[Recorded data]
* * * * * * *
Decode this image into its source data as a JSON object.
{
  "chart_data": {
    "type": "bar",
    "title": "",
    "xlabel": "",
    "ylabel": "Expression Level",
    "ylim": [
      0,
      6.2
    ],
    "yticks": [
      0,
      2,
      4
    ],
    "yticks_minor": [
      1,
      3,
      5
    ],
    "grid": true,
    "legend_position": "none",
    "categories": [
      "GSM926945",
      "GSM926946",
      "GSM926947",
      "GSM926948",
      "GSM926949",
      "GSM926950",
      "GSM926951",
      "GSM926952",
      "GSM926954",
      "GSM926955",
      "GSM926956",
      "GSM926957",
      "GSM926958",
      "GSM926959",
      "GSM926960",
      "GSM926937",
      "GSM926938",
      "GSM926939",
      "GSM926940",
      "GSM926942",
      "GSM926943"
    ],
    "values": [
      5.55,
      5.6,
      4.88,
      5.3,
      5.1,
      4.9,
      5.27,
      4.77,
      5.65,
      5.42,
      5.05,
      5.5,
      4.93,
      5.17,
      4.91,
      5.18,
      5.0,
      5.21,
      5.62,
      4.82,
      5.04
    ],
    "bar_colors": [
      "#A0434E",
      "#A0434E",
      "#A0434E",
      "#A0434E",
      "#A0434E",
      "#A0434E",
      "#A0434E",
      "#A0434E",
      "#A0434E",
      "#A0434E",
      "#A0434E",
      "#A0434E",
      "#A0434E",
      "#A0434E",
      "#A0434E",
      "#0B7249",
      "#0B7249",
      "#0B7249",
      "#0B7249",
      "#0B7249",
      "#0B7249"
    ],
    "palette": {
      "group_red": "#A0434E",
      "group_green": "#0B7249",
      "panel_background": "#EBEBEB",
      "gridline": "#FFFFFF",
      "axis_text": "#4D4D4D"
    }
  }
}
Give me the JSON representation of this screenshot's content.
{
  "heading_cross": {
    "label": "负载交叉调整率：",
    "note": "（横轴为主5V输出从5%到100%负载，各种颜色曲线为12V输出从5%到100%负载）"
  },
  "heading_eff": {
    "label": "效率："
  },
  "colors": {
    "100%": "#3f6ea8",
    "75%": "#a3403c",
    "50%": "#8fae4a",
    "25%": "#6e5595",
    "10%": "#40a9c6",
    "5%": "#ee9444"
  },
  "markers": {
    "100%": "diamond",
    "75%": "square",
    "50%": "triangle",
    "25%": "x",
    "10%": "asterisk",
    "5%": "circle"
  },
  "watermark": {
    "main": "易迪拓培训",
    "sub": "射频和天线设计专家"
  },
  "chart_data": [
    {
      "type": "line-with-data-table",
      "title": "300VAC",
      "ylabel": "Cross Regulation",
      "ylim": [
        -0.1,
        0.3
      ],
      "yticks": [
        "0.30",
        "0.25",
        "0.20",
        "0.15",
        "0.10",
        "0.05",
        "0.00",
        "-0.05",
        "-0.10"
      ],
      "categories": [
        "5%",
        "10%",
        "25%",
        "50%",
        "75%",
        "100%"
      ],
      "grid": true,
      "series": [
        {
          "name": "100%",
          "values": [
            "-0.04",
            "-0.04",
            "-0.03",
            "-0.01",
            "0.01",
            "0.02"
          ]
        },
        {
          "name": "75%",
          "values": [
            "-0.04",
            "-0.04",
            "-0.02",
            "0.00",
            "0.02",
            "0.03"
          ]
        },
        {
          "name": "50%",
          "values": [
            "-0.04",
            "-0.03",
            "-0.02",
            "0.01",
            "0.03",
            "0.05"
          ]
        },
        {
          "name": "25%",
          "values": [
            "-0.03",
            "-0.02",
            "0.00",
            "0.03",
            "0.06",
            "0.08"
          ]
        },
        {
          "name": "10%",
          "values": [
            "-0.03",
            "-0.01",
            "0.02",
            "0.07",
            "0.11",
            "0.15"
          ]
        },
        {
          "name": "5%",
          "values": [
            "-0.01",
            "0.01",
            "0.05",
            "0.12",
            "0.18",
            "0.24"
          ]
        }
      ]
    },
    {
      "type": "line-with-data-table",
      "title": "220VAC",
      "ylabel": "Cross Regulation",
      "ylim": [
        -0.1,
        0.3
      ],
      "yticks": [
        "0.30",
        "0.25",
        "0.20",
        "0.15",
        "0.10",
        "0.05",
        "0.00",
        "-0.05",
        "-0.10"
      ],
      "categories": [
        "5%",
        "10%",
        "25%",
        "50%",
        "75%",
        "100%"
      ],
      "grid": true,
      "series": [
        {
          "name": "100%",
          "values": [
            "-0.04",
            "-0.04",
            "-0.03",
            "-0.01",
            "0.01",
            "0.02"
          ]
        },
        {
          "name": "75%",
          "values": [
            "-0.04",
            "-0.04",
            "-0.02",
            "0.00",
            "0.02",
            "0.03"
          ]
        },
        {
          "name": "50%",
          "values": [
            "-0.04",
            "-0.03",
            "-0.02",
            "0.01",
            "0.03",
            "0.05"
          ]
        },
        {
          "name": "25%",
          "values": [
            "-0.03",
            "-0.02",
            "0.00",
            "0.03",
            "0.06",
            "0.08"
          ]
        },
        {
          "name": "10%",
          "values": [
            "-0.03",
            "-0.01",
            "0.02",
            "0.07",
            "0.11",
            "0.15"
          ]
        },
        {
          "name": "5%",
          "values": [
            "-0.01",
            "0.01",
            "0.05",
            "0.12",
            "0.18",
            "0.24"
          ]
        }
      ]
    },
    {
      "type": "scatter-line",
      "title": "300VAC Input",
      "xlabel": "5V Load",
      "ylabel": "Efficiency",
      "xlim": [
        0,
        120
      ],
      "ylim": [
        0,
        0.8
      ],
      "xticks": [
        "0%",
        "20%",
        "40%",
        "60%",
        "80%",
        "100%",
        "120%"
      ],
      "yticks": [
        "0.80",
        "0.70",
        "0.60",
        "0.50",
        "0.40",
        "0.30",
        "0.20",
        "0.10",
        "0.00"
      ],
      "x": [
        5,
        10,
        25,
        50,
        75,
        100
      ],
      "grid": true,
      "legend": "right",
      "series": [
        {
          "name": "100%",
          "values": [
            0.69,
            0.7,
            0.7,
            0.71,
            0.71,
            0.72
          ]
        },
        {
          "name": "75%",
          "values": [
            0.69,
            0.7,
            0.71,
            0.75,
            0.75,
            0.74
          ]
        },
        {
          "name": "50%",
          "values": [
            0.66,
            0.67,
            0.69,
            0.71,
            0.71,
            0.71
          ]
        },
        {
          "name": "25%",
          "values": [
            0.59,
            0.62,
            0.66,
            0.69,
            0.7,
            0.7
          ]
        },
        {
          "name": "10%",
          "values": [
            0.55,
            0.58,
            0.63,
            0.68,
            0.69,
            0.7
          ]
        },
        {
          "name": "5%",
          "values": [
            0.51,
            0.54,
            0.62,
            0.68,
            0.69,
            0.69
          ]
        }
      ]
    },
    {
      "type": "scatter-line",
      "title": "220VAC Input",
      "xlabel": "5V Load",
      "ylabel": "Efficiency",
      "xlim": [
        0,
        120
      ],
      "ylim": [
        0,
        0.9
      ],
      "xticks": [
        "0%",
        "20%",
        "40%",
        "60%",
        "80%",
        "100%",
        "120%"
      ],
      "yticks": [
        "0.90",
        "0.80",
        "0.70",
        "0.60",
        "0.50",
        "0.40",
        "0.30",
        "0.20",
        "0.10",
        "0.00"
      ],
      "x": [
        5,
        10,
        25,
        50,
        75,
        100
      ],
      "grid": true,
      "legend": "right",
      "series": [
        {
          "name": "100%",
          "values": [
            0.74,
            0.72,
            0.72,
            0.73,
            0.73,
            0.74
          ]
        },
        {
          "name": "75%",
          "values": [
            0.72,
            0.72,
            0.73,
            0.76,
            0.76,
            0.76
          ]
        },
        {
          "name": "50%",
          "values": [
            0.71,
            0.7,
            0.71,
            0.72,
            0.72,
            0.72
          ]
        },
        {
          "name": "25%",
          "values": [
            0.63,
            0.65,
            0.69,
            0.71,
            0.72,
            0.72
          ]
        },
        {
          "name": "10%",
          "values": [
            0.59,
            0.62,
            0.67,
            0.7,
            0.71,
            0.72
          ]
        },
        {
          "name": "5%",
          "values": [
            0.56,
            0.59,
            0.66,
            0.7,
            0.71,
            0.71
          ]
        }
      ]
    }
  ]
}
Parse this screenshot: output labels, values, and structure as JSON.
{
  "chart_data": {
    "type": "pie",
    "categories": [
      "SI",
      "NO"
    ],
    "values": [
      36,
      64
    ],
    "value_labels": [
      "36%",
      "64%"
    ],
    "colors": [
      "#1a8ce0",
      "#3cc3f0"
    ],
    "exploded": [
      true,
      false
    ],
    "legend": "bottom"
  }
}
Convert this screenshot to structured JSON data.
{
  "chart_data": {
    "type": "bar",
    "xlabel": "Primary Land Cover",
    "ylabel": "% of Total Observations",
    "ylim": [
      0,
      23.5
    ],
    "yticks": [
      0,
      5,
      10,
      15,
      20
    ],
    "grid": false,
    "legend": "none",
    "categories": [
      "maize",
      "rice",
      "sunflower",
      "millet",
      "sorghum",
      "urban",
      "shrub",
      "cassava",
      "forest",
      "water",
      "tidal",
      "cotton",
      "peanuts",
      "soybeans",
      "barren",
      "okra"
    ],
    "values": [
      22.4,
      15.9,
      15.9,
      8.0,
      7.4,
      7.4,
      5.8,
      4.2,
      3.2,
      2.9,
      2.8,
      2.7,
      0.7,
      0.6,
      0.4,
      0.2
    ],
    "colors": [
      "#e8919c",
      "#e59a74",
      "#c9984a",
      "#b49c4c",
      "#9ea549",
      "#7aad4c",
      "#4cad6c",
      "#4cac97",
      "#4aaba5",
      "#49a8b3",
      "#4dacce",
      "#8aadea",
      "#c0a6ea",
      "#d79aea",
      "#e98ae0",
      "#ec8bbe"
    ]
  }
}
* * * * * * *
● Set problem: Gather each line in the data that holds the string "title".

● Answer to the exercise:
    "title": "",
      "title": "300VAC",
      "title": "220VAC",
      "title": "300VAC Input",
      "title": "220VAC Input",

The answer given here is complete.